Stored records
::::

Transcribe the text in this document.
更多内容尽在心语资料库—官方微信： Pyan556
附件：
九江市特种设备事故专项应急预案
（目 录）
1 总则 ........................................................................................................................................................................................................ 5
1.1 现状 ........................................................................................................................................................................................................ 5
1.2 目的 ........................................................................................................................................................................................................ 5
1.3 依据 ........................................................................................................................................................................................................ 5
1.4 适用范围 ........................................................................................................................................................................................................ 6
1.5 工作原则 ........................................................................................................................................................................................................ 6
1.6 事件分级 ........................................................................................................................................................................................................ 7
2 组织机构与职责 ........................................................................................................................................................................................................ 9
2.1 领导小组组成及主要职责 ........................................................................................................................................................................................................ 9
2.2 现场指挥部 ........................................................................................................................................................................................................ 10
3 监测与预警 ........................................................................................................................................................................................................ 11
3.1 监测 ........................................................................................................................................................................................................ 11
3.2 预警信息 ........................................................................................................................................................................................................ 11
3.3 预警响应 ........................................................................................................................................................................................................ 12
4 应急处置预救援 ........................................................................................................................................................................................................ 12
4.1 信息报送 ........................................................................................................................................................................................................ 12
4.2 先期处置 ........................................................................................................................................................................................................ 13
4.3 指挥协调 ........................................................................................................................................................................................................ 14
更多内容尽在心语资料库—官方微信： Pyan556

::::

- [GIVEN EXERCISE]: Nothing should be left out: return all of the records exactly.

- [WRITTEN SOLUTION]:
Transcribe the text in this document.
更多内容尽在心语资料库—官方微信： Pyan556
附件：
九江市特种设备事故专项应急预案
（目 录）
1 总则 ........................................................................................................................................................................................................ 5
1.1 现状 ........................................................................................................................................................................................................ 5
1.2 目的 ........................................................................................................................................................................................................ 5
1.3 依据 ........................................................................................................................................................................................................ 5
1.4 适用范围 ........................................................................................................................................................................................................ 6
1.5 工作原则 ........................................................................................................................................................................................................ 6
1.6 事件分级 ........................................................................................................................................................................................................ 7
2 组织机构与职责 ........................................................................................................................................................................................................ 9
2.1 领导小组组成及主要职责 ........................................................................................................................................................................................................ 9
2.2 现场指挥部 ........................................................................................................................................................................................................ 10
3 监测与预警 ........................................................................................................................................................................................................ 11
3.1 监测 ........................................................................................................................................................................................................ 11
3.2 预警信息 ........................................................................................................................................................................................................ 11
3.3 预警响应 ........................................................................................................................................................................................................ 12
4 应急处置预救援 ........................................................................................................................................................................................................ 12
4.1 信息报送 ........................................................................................................................................................................................................ 12
4.2 先期处置 ........................................................................................................................................................................................................ 13
4.3 指挥协调 ........................................................................................................................................................................................................ 14
更多内容尽在心语资料库—官方微信： Pyan556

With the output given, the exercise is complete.